Work out how many lines hold the string "JSON". Give that number and nothing more.

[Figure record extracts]

"""

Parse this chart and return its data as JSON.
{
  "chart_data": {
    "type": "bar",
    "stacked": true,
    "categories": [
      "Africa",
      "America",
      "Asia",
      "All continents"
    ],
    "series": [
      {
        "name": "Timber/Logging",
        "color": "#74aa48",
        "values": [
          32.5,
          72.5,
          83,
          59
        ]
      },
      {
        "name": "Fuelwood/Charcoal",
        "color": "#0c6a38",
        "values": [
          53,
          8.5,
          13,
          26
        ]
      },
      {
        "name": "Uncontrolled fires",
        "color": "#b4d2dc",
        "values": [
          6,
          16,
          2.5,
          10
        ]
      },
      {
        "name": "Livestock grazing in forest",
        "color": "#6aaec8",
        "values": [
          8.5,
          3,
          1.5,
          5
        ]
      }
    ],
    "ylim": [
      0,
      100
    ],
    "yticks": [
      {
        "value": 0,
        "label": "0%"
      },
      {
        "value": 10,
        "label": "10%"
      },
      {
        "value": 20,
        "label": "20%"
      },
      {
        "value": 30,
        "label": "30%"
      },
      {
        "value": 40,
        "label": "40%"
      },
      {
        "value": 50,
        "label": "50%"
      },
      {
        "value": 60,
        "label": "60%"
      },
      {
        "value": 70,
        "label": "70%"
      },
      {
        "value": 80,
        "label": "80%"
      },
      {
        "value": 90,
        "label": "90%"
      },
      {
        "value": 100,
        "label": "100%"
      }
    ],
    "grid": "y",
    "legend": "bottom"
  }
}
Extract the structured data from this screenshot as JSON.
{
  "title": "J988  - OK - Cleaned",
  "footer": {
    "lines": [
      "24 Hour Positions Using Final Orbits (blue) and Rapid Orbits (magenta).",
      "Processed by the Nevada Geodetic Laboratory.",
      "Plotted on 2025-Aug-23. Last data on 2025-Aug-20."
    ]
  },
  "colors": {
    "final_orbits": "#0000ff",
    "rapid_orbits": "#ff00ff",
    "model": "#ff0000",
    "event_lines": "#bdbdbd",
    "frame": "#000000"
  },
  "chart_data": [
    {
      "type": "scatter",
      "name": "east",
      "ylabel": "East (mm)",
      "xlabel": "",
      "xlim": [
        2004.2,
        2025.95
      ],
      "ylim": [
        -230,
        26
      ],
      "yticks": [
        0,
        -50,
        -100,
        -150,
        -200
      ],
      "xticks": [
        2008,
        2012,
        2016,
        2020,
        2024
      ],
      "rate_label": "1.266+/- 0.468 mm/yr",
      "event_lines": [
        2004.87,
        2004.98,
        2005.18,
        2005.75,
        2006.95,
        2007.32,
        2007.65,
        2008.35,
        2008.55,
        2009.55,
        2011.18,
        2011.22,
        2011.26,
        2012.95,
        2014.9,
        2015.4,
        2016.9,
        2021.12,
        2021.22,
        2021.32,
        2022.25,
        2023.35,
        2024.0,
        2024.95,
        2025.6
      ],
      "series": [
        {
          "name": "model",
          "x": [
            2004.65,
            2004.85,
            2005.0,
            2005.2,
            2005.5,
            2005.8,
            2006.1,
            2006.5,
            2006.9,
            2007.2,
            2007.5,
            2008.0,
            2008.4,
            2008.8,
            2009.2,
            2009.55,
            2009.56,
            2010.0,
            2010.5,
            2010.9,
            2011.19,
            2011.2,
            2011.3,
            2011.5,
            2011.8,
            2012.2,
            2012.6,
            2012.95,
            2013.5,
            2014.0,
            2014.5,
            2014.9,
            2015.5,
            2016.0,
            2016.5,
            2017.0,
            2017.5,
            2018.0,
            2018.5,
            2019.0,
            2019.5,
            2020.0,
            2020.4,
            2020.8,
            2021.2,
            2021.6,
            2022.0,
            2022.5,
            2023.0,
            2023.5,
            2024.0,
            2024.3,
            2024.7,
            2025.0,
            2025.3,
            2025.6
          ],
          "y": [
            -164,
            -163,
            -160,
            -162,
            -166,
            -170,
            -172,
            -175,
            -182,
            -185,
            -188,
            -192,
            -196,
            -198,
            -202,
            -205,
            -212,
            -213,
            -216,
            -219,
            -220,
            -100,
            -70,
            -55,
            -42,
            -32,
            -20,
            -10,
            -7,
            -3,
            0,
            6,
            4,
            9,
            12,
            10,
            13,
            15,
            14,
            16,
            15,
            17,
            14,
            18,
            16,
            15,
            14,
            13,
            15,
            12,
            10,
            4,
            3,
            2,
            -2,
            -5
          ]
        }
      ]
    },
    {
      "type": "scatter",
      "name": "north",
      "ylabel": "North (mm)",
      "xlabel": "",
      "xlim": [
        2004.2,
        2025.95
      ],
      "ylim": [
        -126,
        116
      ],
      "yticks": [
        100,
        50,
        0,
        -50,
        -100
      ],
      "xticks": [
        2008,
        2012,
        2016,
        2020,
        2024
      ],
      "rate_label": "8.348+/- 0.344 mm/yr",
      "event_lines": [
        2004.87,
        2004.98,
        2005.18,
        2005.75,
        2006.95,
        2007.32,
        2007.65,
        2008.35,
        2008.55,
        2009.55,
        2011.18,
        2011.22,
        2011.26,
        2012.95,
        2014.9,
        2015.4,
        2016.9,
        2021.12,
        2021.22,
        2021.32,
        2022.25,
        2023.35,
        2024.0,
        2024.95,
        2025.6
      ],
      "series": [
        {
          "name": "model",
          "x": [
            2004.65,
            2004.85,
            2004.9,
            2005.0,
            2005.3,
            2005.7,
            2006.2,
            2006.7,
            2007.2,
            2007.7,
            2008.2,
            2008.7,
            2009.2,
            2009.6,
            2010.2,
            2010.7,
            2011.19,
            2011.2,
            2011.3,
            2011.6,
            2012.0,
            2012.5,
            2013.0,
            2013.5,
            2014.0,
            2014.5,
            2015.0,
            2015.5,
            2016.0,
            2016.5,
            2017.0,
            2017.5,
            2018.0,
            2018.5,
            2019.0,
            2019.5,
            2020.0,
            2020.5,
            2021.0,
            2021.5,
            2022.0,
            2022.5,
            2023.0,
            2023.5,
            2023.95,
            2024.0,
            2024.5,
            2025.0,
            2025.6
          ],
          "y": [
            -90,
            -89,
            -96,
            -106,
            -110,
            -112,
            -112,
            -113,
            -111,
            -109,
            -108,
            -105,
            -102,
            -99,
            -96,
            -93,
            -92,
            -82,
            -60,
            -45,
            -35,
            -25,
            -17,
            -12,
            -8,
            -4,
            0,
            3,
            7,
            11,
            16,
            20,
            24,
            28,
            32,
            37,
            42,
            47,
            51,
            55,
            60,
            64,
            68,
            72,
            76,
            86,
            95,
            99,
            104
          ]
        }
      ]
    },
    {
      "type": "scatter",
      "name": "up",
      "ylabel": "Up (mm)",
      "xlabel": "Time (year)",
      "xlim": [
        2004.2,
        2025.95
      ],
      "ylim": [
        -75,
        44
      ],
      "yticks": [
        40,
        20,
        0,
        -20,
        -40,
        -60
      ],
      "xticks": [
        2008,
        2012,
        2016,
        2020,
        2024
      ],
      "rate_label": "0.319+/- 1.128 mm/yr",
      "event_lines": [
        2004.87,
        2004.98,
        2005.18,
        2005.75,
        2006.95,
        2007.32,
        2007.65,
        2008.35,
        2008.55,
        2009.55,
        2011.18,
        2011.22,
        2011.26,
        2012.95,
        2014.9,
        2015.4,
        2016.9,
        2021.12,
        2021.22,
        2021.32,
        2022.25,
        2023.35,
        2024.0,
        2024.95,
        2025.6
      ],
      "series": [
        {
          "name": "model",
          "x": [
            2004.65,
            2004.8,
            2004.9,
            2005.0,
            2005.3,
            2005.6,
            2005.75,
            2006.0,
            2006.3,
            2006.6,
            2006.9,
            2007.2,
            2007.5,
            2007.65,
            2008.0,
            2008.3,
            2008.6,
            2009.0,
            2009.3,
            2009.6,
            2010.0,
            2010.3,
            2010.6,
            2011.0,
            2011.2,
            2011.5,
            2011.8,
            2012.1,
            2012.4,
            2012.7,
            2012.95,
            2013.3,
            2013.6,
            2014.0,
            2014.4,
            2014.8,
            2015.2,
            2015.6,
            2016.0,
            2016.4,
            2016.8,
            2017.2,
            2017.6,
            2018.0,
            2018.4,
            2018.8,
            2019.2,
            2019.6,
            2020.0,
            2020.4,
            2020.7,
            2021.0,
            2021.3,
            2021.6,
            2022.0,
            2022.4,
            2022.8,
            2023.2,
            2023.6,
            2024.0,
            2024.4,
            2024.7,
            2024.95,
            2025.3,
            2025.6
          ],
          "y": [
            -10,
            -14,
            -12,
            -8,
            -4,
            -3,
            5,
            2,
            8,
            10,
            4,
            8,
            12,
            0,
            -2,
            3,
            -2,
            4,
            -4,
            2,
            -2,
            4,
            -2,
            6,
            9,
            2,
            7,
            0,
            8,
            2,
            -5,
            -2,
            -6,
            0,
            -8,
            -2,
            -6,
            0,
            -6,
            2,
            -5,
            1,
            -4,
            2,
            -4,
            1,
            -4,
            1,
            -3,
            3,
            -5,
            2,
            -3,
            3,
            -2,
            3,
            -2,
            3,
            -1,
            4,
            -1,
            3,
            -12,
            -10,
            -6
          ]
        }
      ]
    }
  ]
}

"""

#### THE RESULT
2